Data records
*****

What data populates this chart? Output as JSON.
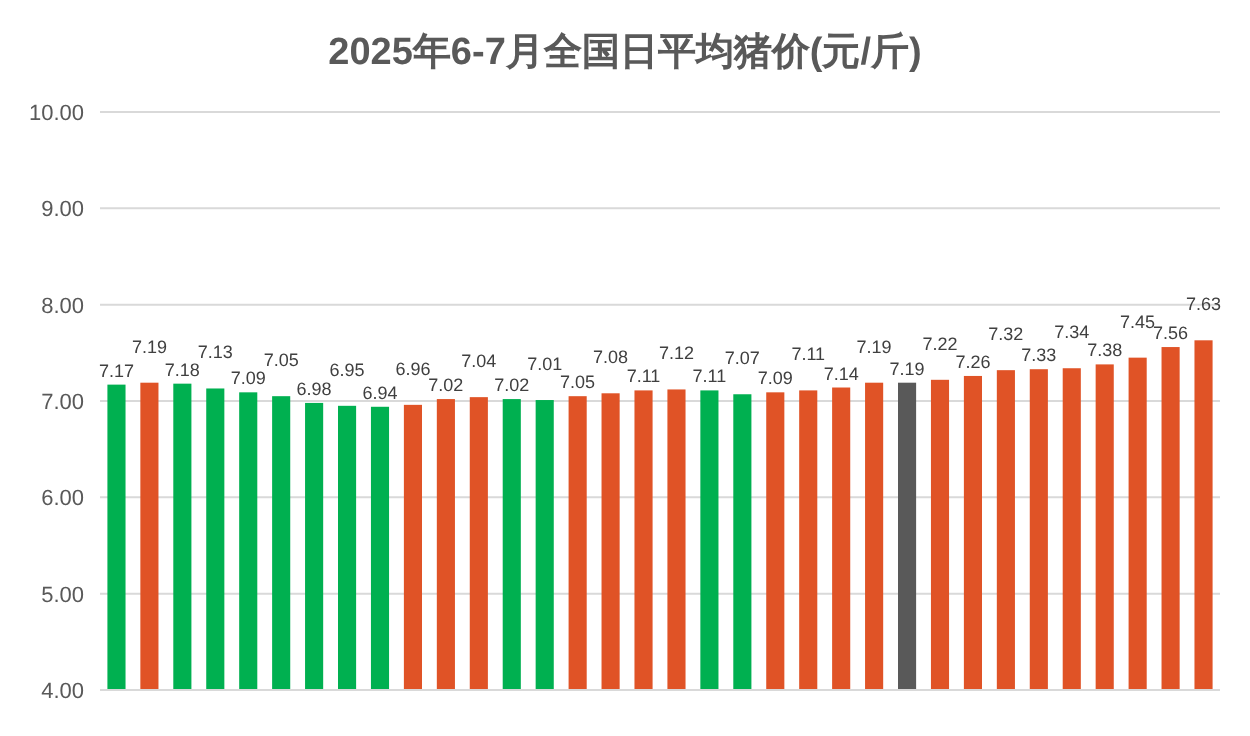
{
  "chart_data": {
    "type": "bar",
    "title": "2025年6-7月全国日平均猪价(元/斤)",
    "categories": [
      null,
      null,
      null,
      null,
      null,
      null,
      null,
      null,
      null,
      null,
      null,
      null,
      null,
      null,
      null,
      null,
      null,
      null,
      null,
      null,
      null,
      null,
      null,
      null,
      null,
      null,
      null,
      null,
      null,
      null,
      null,
      null,
      null,
      null
    ],
    "values": [
      7.17,
      7.19,
      7.18,
      7.13,
      7.09,
      7.05,
      6.98,
      6.95,
      6.94,
      6.96,
      7.02,
      7.04,
      7.02,
      7.01,
      7.05,
      7.08,
      7.11,
      7.12,
      7.11,
      7.07,
      7.09,
      7.11,
      7.14,
      7.19,
      7.19,
      7.22,
      7.26,
      7.32,
      7.33,
      7.34,
      7.38,
      7.45,
      7.56,
      7.63
    ],
    "colors": [
      "#00b050",
      "#e05326",
      "#00b050",
      "#00b050",
      "#00b050",
      "#00b050",
      "#00b050",
      "#00b050",
      "#00b050",
      "#e05326",
      "#e05326",
      "#e05326",
      "#00b050",
      "#00b050",
      "#e05326",
      "#e05326",
      "#e05326",
      "#e05326",
      "#00b050",
      "#00b050",
      "#e05326",
      "#e05326",
      "#e05326",
      "#e05326",
      "#595959",
      "#e05326",
      "#e05326",
      "#e05326",
      "#e05326",
      "#e05326",
      "#e05326",
      "#e05326",
      "#e05326",
      "#e05326"
    ],
    "ylim": [
      4,
      10
    ],
    "yticks": [
      {
        "value": 4,
        "label": "4.00"
      },
      {
        "value": 5,
        "label": "5.00"
      },
      {
        "value": 6,
        "label": "6.00"
      },
      {
        "value": 7,
        "label": "7.00"
      },
      {
        "value": 8,
        "label": "8.00"
      },
      {
        "value": 9,
        "label": "9.00"
      },
      {
        "value": 10,
        "label": "10.00"
      }
    ],
    "grid": "y",
    "data_labels": true
  }
}
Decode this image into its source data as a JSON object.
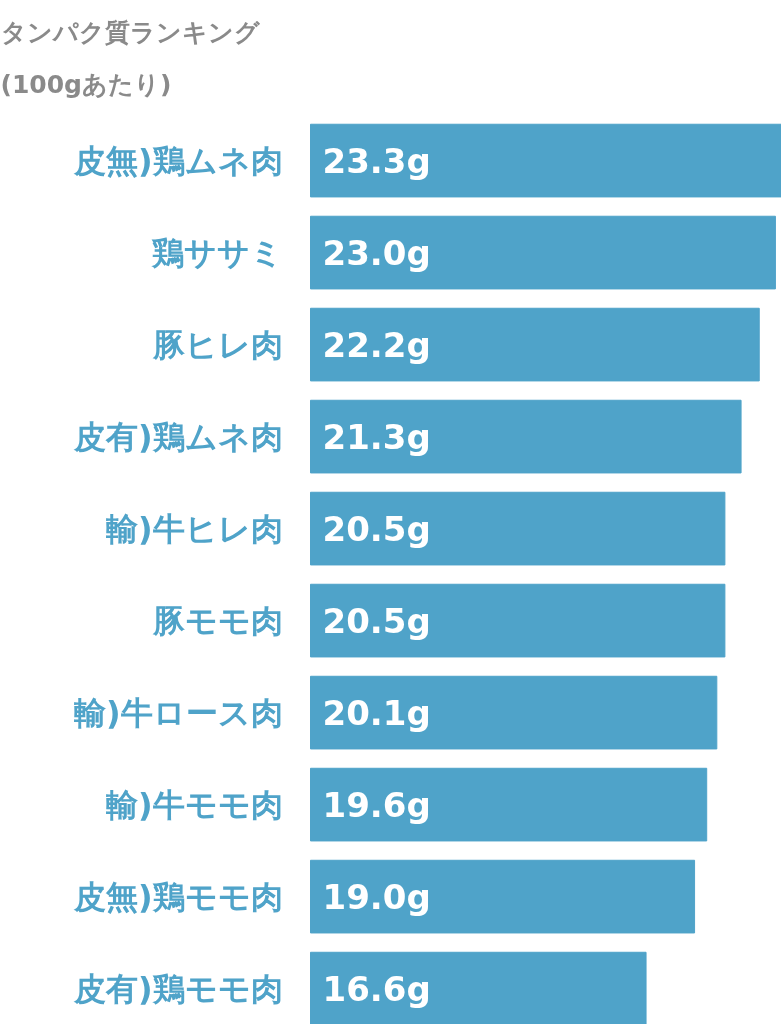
{
  "chart_data": {
    "type": "bar",
    "orientation": "horizontal",
    "title": "タンパク質ランキング\n(100gあたり)",
    "categories": [
      "皮無)鶏ムネ肉",
      "鶏ササミ",
      "豚ヒレ肉",
      "皮有)鶏ムネ肉",
      "輸)牛ヒレ肉",
      "豚モモ肉",
      "輸)牛ロース肉",
      "輸)牛モモ肉",
      "皮無)鶏モモ肉",
      "皮有)鶏モモ肉"
    ],
    "values": [
      23.3,
      23.0,
      22.2,
      21.3,
      20.5,
      20.5,
      20.1,
      19.6,
      19.0,
      16.6
    ],
    "value_labels": [
      "23.3g",
      "23.0g",
      "22.2g",
      "21.3g",
      "20.5g",
      "20.5g",
      "20.1g",
      "19.6g",
      "19.0g",
      "16.6g"
    ],
    "color": "#4fa3c9"
  }
}
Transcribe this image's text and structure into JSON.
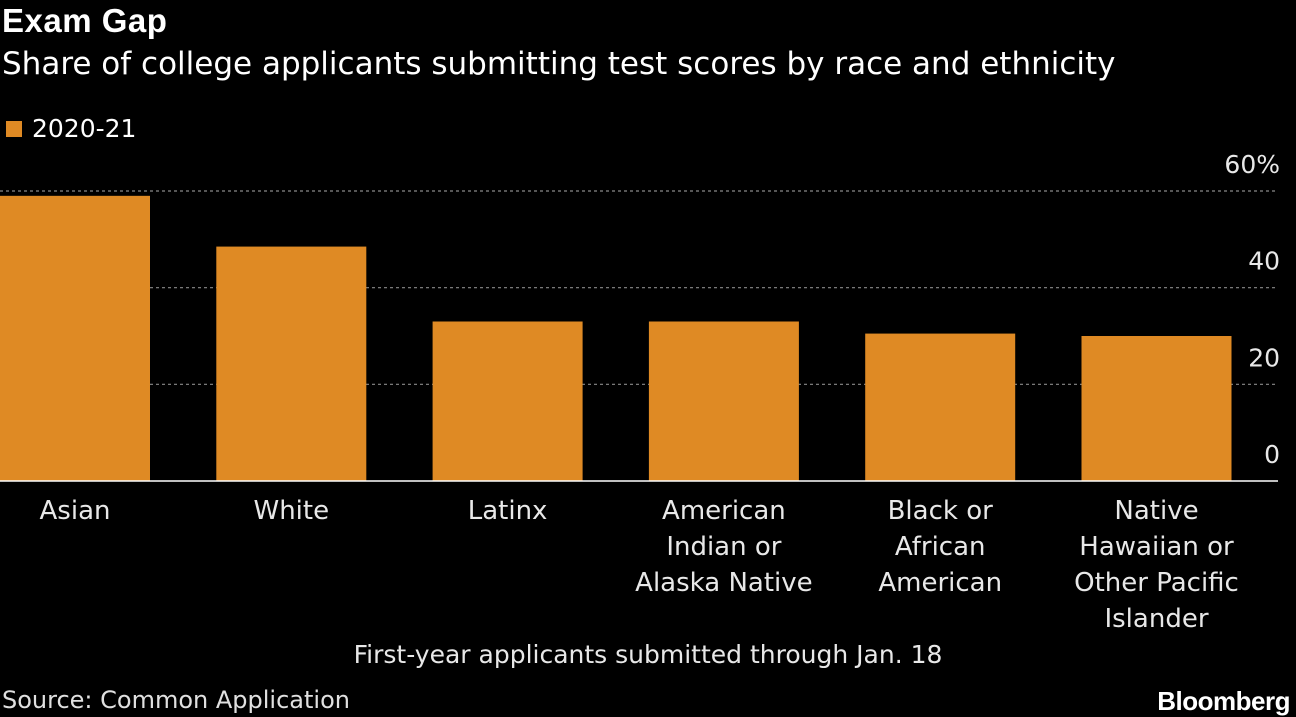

*****

Set exercise
Go to the line containing "Decode this image" and set it down, along with every later line through the last one, exactly as written and without the pictures.

Solution below
Decode this image into its source data as a JSON object.
{
  "chart_data": {
    "type": "bar",
    "orientation": "horizontal",
    "title": "タンパク質ランキング\n(100gあたり)",
    "categories": [
      "皮無)鶏ムネ肉",
      "鶏ササミ",
      "豚ヒレ肉",
      "皮有)鶏ムネ肉",
      "輸)牛ヒレ肉",
      "豚モモ肉",
      "輸)牛ロース肉",
      "輸)牛モモ肉",
      "皮無)鶏モモ肉",
      "皮有)鶏モモ肉"
    ],
    "values": [
      23.3,
      23.0,
      22.2,
      21.3,
      20.5,
      20.5,
      20.1,
      19.6,
      19.0,
      16.6
    ],
    "value_labels": [
      "23.3g",
      "23.0g",
      "22.2g",
      "21.3g",
      "20.5g",
      "20.5g",
      "20.1g",
      "19.6g",
      "19.0g",
      "16.6g"
    ],
    "color": "#4fa3c9"
  }
}
Transcribe this image's text and structure into JSON.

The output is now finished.